___ RECORDS FOR THIS TASK
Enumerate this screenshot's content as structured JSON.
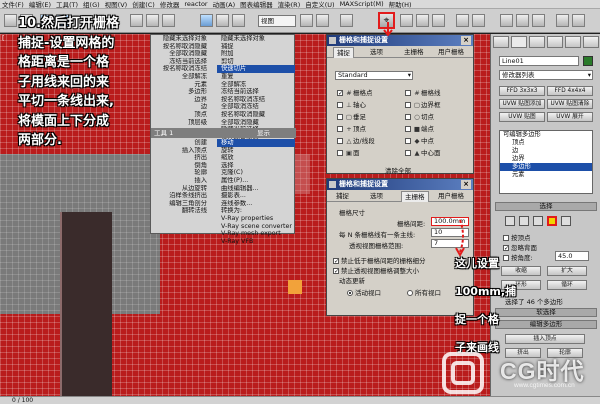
{
  "menubar": {
    "items": [
      "文件(F)",
      "编辑(E)",
      "工具(T)",
      "组(G)",
      "视图(V)",
      "创建(C)",
      "修改器",
      "reactor",
      "动画(A)",
      "图表编辑器",
      "渲染(R)",
      "自定义(U)",
      "MAXScript(M)",
      "帮助(H)"
    ]
  },
  "toolbar": {
    "view_dropdown": "视图"
  },
  "viewport": {
    "label": "[",
    "status_counter": "0 / 100"
  },
  "tutorial": {
    "lines": [
      "10.然后打开栅格",
      "捕捉-设置网格的",
      "格距离是一个格",
      "子用线来回的来",
      "平切一条线出来,",
      "将模面上下分成",
      "两部分."
    ],
    "highlight_word": "将模"
  },
  "note": {
    "lines": [
      "这儿设置",
      "100mm,捕",
      "捉一个格",
      "子来画线"
    ]
  },
  "context_menu": {
    "left_top": [
      "隐藏未选择对象",
      "按名称取消隐藏",
      "全部取消隐藏",
      "冻结当前选择",
      "按名称取消冻结",
      "全部解冻",
      "元素",
      "多边形",
      "边界",
      "边",
      "顶点",
      "顶层级"
    ],
    "right_top": [
      "隐藏未选择对象",
      "捕捉",
      "附加",
      "剪切",
      "快速切片",
      "重复",
      "全部解冻",
      "冻结当前选择",
      "按名称取消冻结",
      "全部取消冻结",
      "按名称取消隐藏",
      "全部取消隐藏",
      "隐藏当前选择",
      "保存场景状态",
      "管理场景状态"
    ],
    "highlight_item": "快速切片",
    "left_sub": [
      "转换到边",
      "转换到顶点",
      "元素",
      "多边形",
      "边界",
      "边",
      "顶点",
      "顶层级"
    ],
    "section_left": "工具 1",
    "section_right": "显示",
    "tools_left_label": "工具 2",
    "tools_right_label": "变换",
    "left_low": [
      "创建",
      "插入顶点",
      "挤出",
      "倒角",
      "轮廓",
      "插入",
      "从边旋转",
      "沿样条线挤出",
      "编辑三角剖分",
      "翻转法线"
    ],
    "right_low": [
      "移动",
      "旋转",
      "缩放",
      "选择",
      "克隆(C)",
      "属性(P)...",
      "曲线编辑器...",
      "摄影表...",
      "连线参数...",
      "转换为:",
      "V-Ray properties",
      "V-Ray scene converter",
      "V-Ray mesh export",
      "V-Ray VFB"
    ],
    "right_low_highlight": "移动"
  },
  "dialog_top": {
    "title": "栅格和捕捉设置",
    "tabs": [
      "捕捉",
      "选项",
      "主栅格",
      "用户栅格"
    ],
    "active_tab": "捕捉",
    "dropdown": "Standard",
    "snaps": [
      {
        "symbol": "#",
        "label": "栅格点",
        "on": true
      },
      {
        "symbol": "⊥",
        "label": "轴心",
        "on": false
      },
      {
        "symbol": "▢",
        "label": "垂足",
        "on": false
      },
      {
        "symbol": "+",
        "label": "顶点",
        "on": false
      },
      {
        "symbol": "△",
        "label": "边/线段",
        "on": false
      },
      {
        "symbol": "▣",
        "label": "面",
        "on": false
      }
    ],
    "snaps_right": [
      {
        "symbol": "#",
        "label": "栅格线",
        "on": false
      },
      {
        "symbol": "▢",
        "label": "边界框",
        "on": false
      },
      {
        "symbol": "○",
        "label": "切点",
        "on": false
      },
      {
        "symbol": "■",
        "label": "端点",
        "on": false
      },
      {
        "symbol": "◆",
        "label": "中点",
        "on": false
      },
      {
        "symbol": "▲",
        "label": "中心面",
        "on": false
      }
    ],
    "clear_button": "清除全部"
  },
  "dialog_bottom": {
    "title": "栅格和捕捉设置",
    "tabs": [
      "捕捉",
      "选项",
      "主栅格",
      "用户栅格"
    ],
    "active_tab": "主栅格",
    "group_label": "栅格尺寸",
    "grid_spacing_label": "栅格间距:",
    "grid_spacing_value": "100.0mm",
    "major_lines_label": "每 N 条栅格线有一条主线:",
    "major_lines_value": "10",
    "perspective_extent_label": "透视视图栅格范围:",
    "perspective_extent_value": "7",
    "checkbox_1": "禁止低于栅格间距的栅格细分",
    "checkbox_2": "禁止透视视图栅格调整大小",
    "dynamic_label": "动态更新",
    "radio_active": "活动视口",
    "radio_all": "所有视口"
  },
  "command_panel": {
    "object_name": "Line01",
    "modifier_list": "修改器列表",
    "buttons": [
      "FFD 3x3x3",
      "FFD 4x4x4",
      "UVW 贴图添加",
      "UVW 贴图清除",
      "UVW 贴图",
      "UVW 展开"
    ],
    "stack": [
      "可编辑多边形",
      "顶点",
      "边",
      "边界",
      "多边形",
      "元素"
    ],
    "stack_selected": "多边形",
    "selection_rollout": "选择",
    "by_vertex": "按顶点",
    "ignore_backfacing": "忽略背面",
    "by_angle_label": "按角度:",
    "by_angle_value": "45.0",
    "shrink": "收缩",
    "grow": "扩大",
    "ring": "环形",
    "loop": "循环",
    "selected_count": "选择了 46 个多边形",
    "soft_selection": "软选择",
    "edit_polygons": "编辑多边形",
    "insert_vertex": "插入顶点",
    "extrude": "挤出",
    "outline": "轮廓"
  },
  "watermark": {
    "brand": "CG时代",
    "url": "www.cgtimes.com.cn"
  },
  "colors": {
    "viewport_red": "#b91c1c",
    "highlight_blue": "#1d4fa8",
    "tutorial_yellow": "#ffd200",
    "annotation_red": "#e21b1b"
  }
}
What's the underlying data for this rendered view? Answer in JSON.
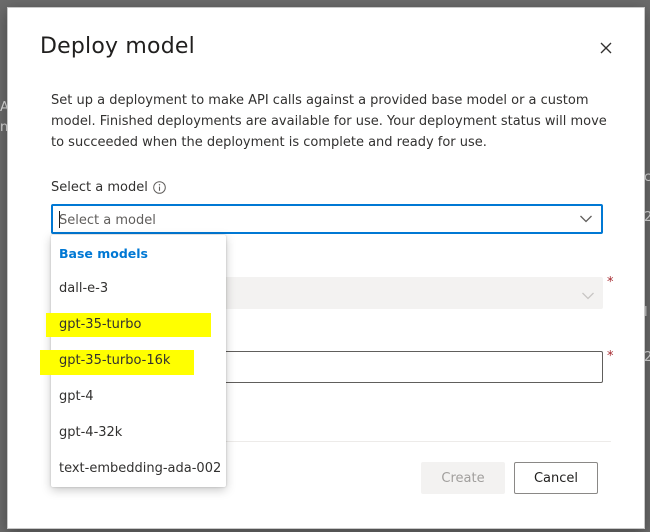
{
  "dialog": {
    "title": "Deploy model",
    "description": "Set up a deployment to make API calls against a provided base model or a custom model. Finished deployments are available for use. Your deployment status will move to succeeded when the deployment is complete and ready for use."
  },
  "model_field": {
    "label": "Select a model",
    "placeholder": "Select a model",
    "value": ""
  },
  "dropdown": {
    "group_label": "Base models",
    "options": [
      {
        "label": "dall-e-3",
        "highlighted": false
      },
      {
        "label": "gpt-35-turbo",
        "highlighted": true
      },
      {
        "label": "gpt-35-turbo-16k",
        "highlighted": true
      },
      {
        "label": "gpt-4",
        "highlighted": false
      },
      {
        "label": "gpt-4-32k",
        "highlighted": false
      },
      {
        "label": "text-embedding-ada-002",
        "highlighted": false
      }
    ]
  },
  "required_marker": "*",
  "buttons": {
    "create": "Create",
    "cancel": "Cancel"
  },
  "colors": {
    "accent": "#0078d4",
    "highlight": "#ffff00",
    "required": "#a4262c"
  }
}
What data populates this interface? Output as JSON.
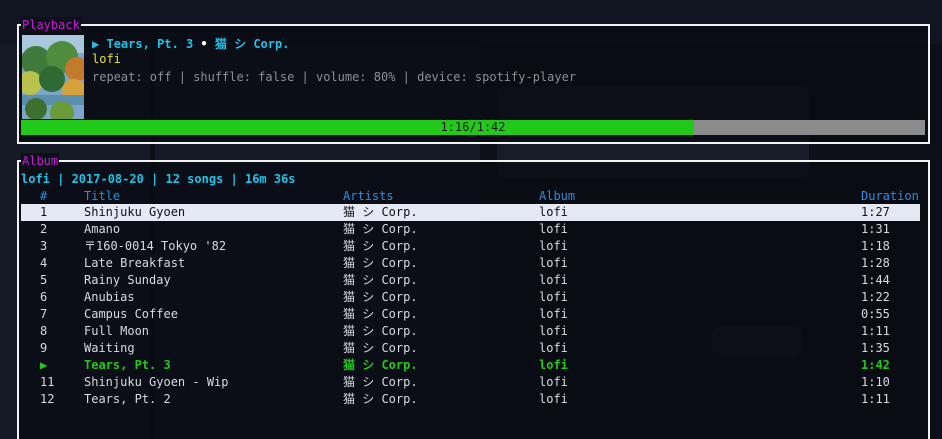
{
  "playback": {
    "box_title": "Playback",
    "play_symbol": "▶",
    "track": "Tears, Pt. 3",
    "separator": "•",
    "artist": "猫 シ Corp.",
    "album": "lofi",
    "status": "repeat: off | shuffle: false | volume: 80% | device: spotify-player",
    "progress_fraction": 0.744,
    "progress_label": "1:16/1:42"
  },
  "album": {
    "box_title": "Album",
    "header": "lofi | 2017-08-20 | 12 songs | 16m 36s",
    "columns": [
      "#",
      "Title",
      "Artists",
      "Album",
      "Duration"
    ],
    "tracks": [
      {
        "num": "1",
        "title": "Shinjuku Gyoen",
        "artist": "猫 シ Corp.",
        "album": "lofi",
        "duration": "1:27"
      },
      {
        "num": "2",
        "title": "Amano",
        "artist": "猫 シ Corp.",
        "album": "lofi",
        "duration": "1:31"
      },
      {
        "num": "3",
        "title": "〒160-0014 Tokyo '82",
        "artist": "猫 シ Corp.",
        "album": "lofi",
        "duration": "1:18"
      },
      {
        "num": "4",
        "title": "Late Breakfast",
        "artist": "猫 シ Corp.",
        "album": "lofi",
        "duration": "1:28"
      },
      {
        "num": "5",
        "title": "Rainy Sunday",
        "artist": "猫 シ Corp.",
        "album": "lofi",
        "duration": "1:44"
      },
      {
        "num": "6",
        "title": "Anubias",
        "artist": "猫 シ Corp.",
        "album": "lofi",
        "duration": "1:22"
      },
      {
        "num": "7",
        "title": "Campus Coffee",
        "artist": "猫 シ Corp.",
        "album": "lofi",
        "duration": "0:55"
      },
      {
        "num": "8",
        "title": "Full Moon",
        "artist": "猫 シ Corp.",
        "album": "lofi",
        "duration": "1:11"
      },
      {
        "num": "9",
        "title": "Waiting",
        "artist": "猫 シ Corp.",
        "album": "lofi",
        "duration": "1:35"
      },
      {
        "num": "▶",
        "title": "Tears, Pt. 3",
        "artist": "猫 シ Corp.",
        "album": "lofi",
        "duration": "1:42"
      },
      {
        "num": "11",
        "title": "Shinjuku Gyoen - Wip",
        "artist": "猫 シ Corp.",
        "album": "lofi",
        "duration": "1:10"
      },
      {
        "num": "12",
        "title": "Tears, Pt. 2",
        "artist": "猫 シ Corp.",
        "album": "lofi",
        "duration": "1:11"
      }
    ],
    "selected_index": 0,
    "playing_index": 9
  },
  "colors": {
    "border": "#f2f2f2",
    "box_title": "#c61ed4",
    "track": "#1ec3e8",
    "album": "#e3e33a",
    "progress_fill": "#22c81a",
    "progress_bg": "#8c8c8c",
    "header": "#2b8de0",
    "selected_bg": "#e4e9f4"
  }
}
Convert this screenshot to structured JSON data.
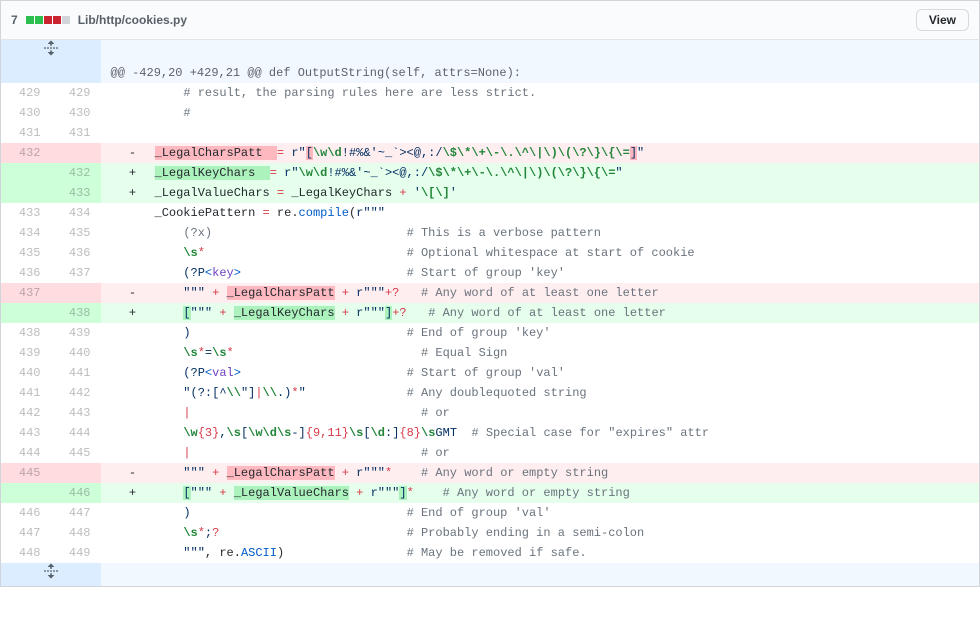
{
  "header": {
    "diffstat_count": "7",
    "additions": 4,
    "deletions": 3,
    "file_path": "Lib/http/cookies.py",
    "view_button": "View"
  },
  "hunk": {
    "text": "@@ -429,20 +429,21 @@ def OutputString(self, attrs=None):"
  },
  "lines": [
    {
      "type": "ctx",
      "old": "429",
      "new": "429",
      "segments": [
        {
          "t": "    ",
          "c": ""
        },
        {
          "t": "# result, the parsing rules here are less strict.",
          "c": "pl-c"
        }
      ]
    },
    {
      "type": "ctx",
      "old": "430",
      "new": "430",
      "segments": [
        {
          "t": "    ",
          "c": ""
        },
        {
          "t": "#",
          "c": "pl-c"
        }
      ]
    },
    {
      "type": "ctx",
      "old": "431",
      "new": "431",
      "segments": [
        {
          "t": "",
          "c": ""
        }
      ]
    },
    {
      "type": "del",
      "old": "432",
      "new": "",
      "segments": [
        {
          "t": "_LegalCharsPatt  ",
          "c": "",
          "h": "del"
        },
        {
          "t": "=",
          "c": "pl-k"
        },
        {
          "t": " ",
          "c": ""
        },
        {
          "t": "r\"",
          "c": "pl-s"
        },
        {
          "t": "[",
          "c": "pl-s",
          "h": "del"
        },
        {
          "t": "\\w\\d",
          "c": "pl-cce"
        },
        {
          "t": "!#%&'~_`><@,:/",
          "c": "pl-s"
        },
        {
          "t": "\\$\\*\\+\\-\\.\\^\\|\\)\\(\\?\\}\\{\\=",
          "c": "pl-cce"
        },
        {
          "t": "]",
          "c": "pl-s",
          "h": "del"
        },
        {
          "t": "\"",
          "c": "pl-s"
        }
      ]
    },
    {
      "type": "add",
      "old": "",
      "new": "432",
      "segments": [
        {
          "t": "_LegalKeyChars  ",
          "c": "",
          "h": "add"
        },
        {
          "t": "=",
          "c": "pl-k"
        },
        {
          "t": " ",
          "c": ""
        },
        {
          "t": "r\"",
          "c": "pl-s"
        },
        {
          "t": "\\w\\d",
          "c": "pl-cce"
        },
        {
          "t": "!#%&'~_`><@,:/",
          "c": "pl-s"
        },
        {
          "t": "\\$\\*\\+\\-\\.\\^\\|\\)\\(\\?\\}\\{\\=",
          "c": "pl-cce"
        },
        {
          "t": "\"",
          "c": "pl-s"
        }
      ]
    },
    {
      "type": "add",
      "old": "",
      "new": "433",
      "segments": [
        {
          "t": "_LegalValueChars ",
          "c": ""
        },
        {
          "t": "=",
          "c": "pl-k"
        },
        {
          "t": " _LegalKeyChars ",
          "c": ""
        },
        {
          "t": "+",
          "c": "pl-k"
        },
        {
          "t": " ",
          "c": ""
        },
        {
          "t": "'",
          "c": "pl-s"
        },
        {
          "t": "\\[\\]",
          "c": "pl-cce"
        },
        {
          "t": "'",
          "c": "pl-s"
        }
      ]
    },
    {
      "type": "ctx",
      "old": "433",
      "new": "434",
      "segments": [
        {
          "t": "_CookiePattern ",
          "c": ""
        },
        {
          "t": "=",
          "c": "pl-k"
        },
        {
          "t": " re.",
          "c": ""
        },
        {
          "t": "compile",
          "c": "pl-c1"
        },
        {
          "t": "(",
          "c": ""
        },
        {
          "t": "r\"\"\"",
          "c": "pl-s"
        }
      ]
    },
    {
      "type": "ctx",
      "old": "434",
      "new": "435",
      "segments": [
        {
          "t": "    ",
          "c": "pl-s"
        },
        {
          "t": "(?x)",
          "c": "pl-c"
        },
        {
          "t": "                           ",
          "c": "pl-s"
        },
        {
          "t": "# This is a verbose pattern",
          "c": "pl-c"
        }
      ]
    },
    {
      "type": "ctx",
      "old": "435",
      "new": "436",
      "segments": [
        {
          "t": "    ",
          "c": "pl-s"
        },
        {
          "t": "\\s",
          "c": "pl-cce"
        },
        {
          "t": "*",
          "c": "pl-k"
        },
        {
          "t": "                            ",
          "c": "pl-s"
        },
        {
          "t": "# Optional whitespace at start of cookie",
          "c": "pl-c"
        }
      ]
    },
    {
      "type": "ctx",
      "old": "436",
      "new": "437",
      "segments": [
        {
          "t": "    (?P",
          "c": "pl-s"
        },
        {
          "t": "<",
          "c": "pl-c1"
        },
        {
          "t": "key",
          "c": "pl-en"
        },
        {
          "t": ">",
          "c": "pl-c1"
        },
        {
          "t": "                       ",
          "c": "pl-s"
        },
        {
          "t": "# Start of group 'key'",
          "c": "pl-c"
        }
      ]
    },
    {
      "type": "del",
      "old": "437",
      "new": "",
      "segments": [
        {
          "t": "    \"\"\"",
          "c": "pl-s"
        },
        {
          "t": " ",
          "c": ""
        },
        {
          "t": "+",
          "c": "pl-k"
        },
        {
          "t": " ",
          "c": ""
        },
        {
          "t": "_LegalCharsPatt",
          "c": "",
          "h": "del"
        },
        {
          "t": " ",
          "c": ""
        },
        {
          "t": "+",
          "c": "pl-k"
        },
        {
          "t": " ",
          "c": ""
        },
        {
          "t": "r\"\"\"",
          "c": "pl-s"
        },
        {
          "t": "+?",
          "c": "pl-k"
        },
        {
          "t": "   ",
          "c": "pl-s"
        },
        {
          "t": "# Any word of at least one letter",
          "c": "pl-c"
        }
      ]
    },
    {
      "type": "add",
      "old": "",
      "new": "438",
      "segments": [
        {
          "t": "    ",
          "c": "pl-s"
        },
        {
          "t": "[",
          "c": "pl-s",
          "h": "add"
        },
        {
          "t": "\"\"\"",
          "c": "pl-s"
        },
        {
          "t": " ",
          "c": ""
        },
        {
          "t": "+",
          "c": "pl-k"
        },
        {
          "t": " ",
          "c": ""
        },
        {
          "t": "_LegalKeyChars",
          "c": "",
          "h": "add"
        },
        {
          "t": " ",
          "c": ""
        },
        {
          "t": "+",
          "c": "pl-k"
        },
        {
          "t": " ",
          "c": ""
        },
        {
          "t": "r\"\"\"",
          "c": "pl-s"
        },
        {
          "t": "]",
          "c": "pl-s",
          "h": "add"
        },
        {
          "t": "+?",
          "c": "pl-k"
        },
        {
          "t": "   ",
          "c": "pl-s"
        },
        {
          "t": "# Any word of at least one letter",
          "c": "pl-c"
        }
      ]
    },
    {
      "type": "ctx",
      "old": "438",
      "new": "439",
      "segments": [
        {
          "t": "    ",
          "c": "pl-s"
        },
        {
          "t": ")",
          "c": "pl-s"
        },
        {
          "t": "                              ",
          "c": "pl-s"
        },
        {
          "t": "# End of group 'key'",
          "c": "pl-c"
        }
      ]
    },
    {
      "type": "ctx",
      "old": "439",
      "new": "440",
      "segments": [
        {
          "t": "    ",
          "c": "pl-s"
        },
        {
          "t": "\\s",
          "c": "pl-cce"
        },
        {
          "t": "*",
          "c": "pl-k"
        },
        {
          "t": "=",
          "c": "pl-s"
        },
        {
          "t": "\\s",
          "c": "pl-cce"
        },
        {
          "t": "*",
          "c": "pl-k"
        },
        {
          "t": "                          ",
          "c": "pl-s"
        },
        {
          "t": "# Equal Sign",
          "c": "pl-c"
        }
      ]
    },
    {
      "type": "ctx",
      "old": "440",
      "new": "441",
      "segments": [
        {
          "t": "    (?P",
          "c": "pl-s"
        },
        {
          "t": "<",
          "c": "pl-c1"
        },
        {
          "t": "val",
          "c": "pl-en"
        },
        {
          "t": ">",
          "c": "pl-c1"
        },
        {
          "t": "                       ",
          "c": "pl-s"
        },
        {
          "t": "# Start of group 'val'",
          "c": "pl-c"
        }
      ]
    },
    {
      "type": "ctx",
      "old": "441",
      "new": "442",
      "segments": [
        {
          "t": "    \"",
          "c": "pl-s"
        },
        {
          "t": "(?:",
          "c": "pl-s"
        },
        {
          "t": "[^",
          "c": "pl-s"
        },
        {
          "t": "\\\\",
          "c": "pl-cce"
        },
        {
          "t": "\"]",
          "c": "pl-s"
        },
        {
          "t": "|",
          "c": "pl-k"
        },
        {
          "t": "\\\\",
          "c": "pl-cce"
        },
        {
          "t": ".",
          "c": "pl-s"
        },
        {
          "t": ")",
          "c": "pl-s"
        },
        {
          "t": "*",
          "c": "pl-k"
        },
        {
          "t": "\"",
          "c": "pl-s"
        },
        {
          "t": "              ",
          "c": "pl-s"
        },
        {
          "t": "# Any doublequoted string",
          "c": "pl-c"
        }
      ]
    },
    {
      "type": "ctx",
      "old": "442",
      "new": "443",
      "segments": [
        {
          "t": "    ",
          "c": "pl-s"
        },
        {
          "t": "|",
          "c": "pl-k"
        },
        {
          "t": "                                ",
          "c": "pl-s"
        },
        {
          "t": "# or",
          "c": "pl-c"
        }
      ]
    },
    {
      "type": "ctx",
      "old": "443",
      "new": "444",
      "segments": [
        {
          "t": "    ",
          "c": "pl-s"
        },
        {
          "t": "\\w",
          "c": "pl-cce"
        },
        {
          "t": "{3}",
          "c": "pl-k"
        },
        {
          "t": ",",
          "c": "pl-s"
        },
        {
          "t": "\\s",
          "c": "pl-cce"
        },
        {
          "t": "[",
          "c": "pl-s"
        },
        {
          "t": "\\w\\d\\s",
          "c": "pl-cce"
        },
        {
          "t": "-]",
          "c": "pl-s"
        },
        {
          "t": "{9,11}",
          "c": "pl-k"
        },
        {
          "t": "\\s",
          "c": "pl-cce"
        },
        {
          "t": "[",
          "c": "pl-s"
        },
        {
          "t": "\\d",
          "c": "pl-cce"
        },
        {
          "t": ":]",
          "c": "pl-s"
        },
        {
          "t": "{8}",
          "c": "pl-k"
        },
        {
          "t": "\\s",
          "c": "pl-cce"
        },
        {
          "t": "GMT",
          "c": "pl-s"
        },
        {
          "t": "  ",
          "c": "pl-s"
        },
        {
          "t": "# Special case for \"expires\" attr",
          "c": "pl-c"
        }
      ]
    },
    {
      "type": "ctx",
      "old": "444",
      "new": "445",
      "segments": [
        {
          "t": "    ",
          "c": "pl-s"
        },
        {
          "t": "|",
          "c": "pl-k"
        },
        {
          "t": "                                ",
          "c": "pl-s"
        },
        {
          "t": "# or",
          "c": "pl-c"
        }
      ]
    },
    {
      "type": "del",
      "old": "445",
      "new": "",
      "segments": [
        {
          "t": "    \"\"\"",
          "c": "pl-s"
        },
        {
          "t": " ",
          "c": ""
        },
        {
          "t": "+",
          "c": "pl-k"
        },
        {
          "t": " ",
          "c": ""
        },
        {
          "t": "_LegalCharsPatt",
          "c": "",
          "h": "del"
        },
        {
          "t": " ",
          "c": ""
        },
        {
          "t": "+",
          "c": "pl-k"
        },
        {
          "t": " ",
          "c": ""
        },
        {
          "t": "r\"\"\"",
          "c": "pl-s"
        },
        {
          "t": "*",
          "c": "pl-k"
        },
        {
          "t": "    ",
          "c": "pl-s"
        },
        {
          "t": "# Any word or empty string",
          "c": "pl-c"
        }
      ]
    },
    {
      "type": "add",
      "old": "",
      "new": "446",
      "segments": [
        {
          "t": "    ",
          "c": "pl-s"
        },
        {
          "t": "[",
          "c": "pl-s",
          "h": "add"
        },
        {
          "t": "\"\"\"",
          "c": "pl-s"
        },
        {
          "t": " ",
          "c": ""
        },
        {
          "t": "+",
          "c": "pl-k"
        },
        {
          "t": " ",
          "c": ""
        },
        {
          "t": "_LegalValueChars",
          "c": "",
          "h": "add"
        },
        {
          "t": " ",
          "c": ""
        },
        {
          "t": "+",
          "c": "pl-k"
        },
        {
          "t": " ",
          "c": ""
        },
        {
          "t": "r\"\"\"",
          "c": "pl-s"
        },
        {
          "t": "]",
          "c": "pl-s",
          "h": "add"
        },
        {
          "t": "*",
          "c": "pl-k"
        },
        {
          "t": "    ",
          "c": "pl-s"
        },
        {
          "t": "# Any word or empty string",
          "c": "pl-c"
        }
      ]
    },
    {
      "type": "ctx",
      "old": "446",
      "new": "447",
      "segments": [
        {
          "t": "    ",
          "c": "pl-s"
        },
        {
          "t": ")",
          "c": "pl-s"
        },
        {
          "t": "                              ",
          "c": "pl-s"
        },
        {
          "t": "# End of group 'val'",
          "c": "pl-c"
        }
      ]
    },
    {
      "type": "ctx",
      "old": "447",
      "new": "448",
      "segments": [
        {
          "t": "    ",
          "c": "pl-s"
        },
        {
          "t": "\\s",
          "c": "pl-cce"
        },
        {
          "t": "*",
          "c": "pl-k"
        },
        {
          "t": ";",
          "c": "pl-s"
        },
        {
          "t": "?",
          "c": "pl-k"
        },
        {
          "t": "                          ",
          "c": "pl-s"
        },
        {
          "t": "# Probably ending in a semi-colon",
          "c": "pl-c"
        }
      ]
    },
    {
      "type": "ctx",
      "old": "448",
      "new": "449",
      "segments": [
        {
          "t": "    \"\"\"",
          "c": "pl-s"
        },
        {
          "t": ", re.",
          "c": ""
        },
        {
          "t": "ASCII",
          "c": "pl-c1"
        },
        {
          "t": ")                 ",
          "c": ""
        },
        {
          "t": "# May be removed if safe.",
          "c": "pl-c"
        }
      ]
    }
  ]
}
______
_WORK TO COMPLETE_
Scan the data above; copy every line where "Tears" appears.

_FINISHED EXERCISE_
    "track": "Tears, Pt. 3",
        "title": "Tears, Pt. 3",
        "title": "Tears, Pt. 2",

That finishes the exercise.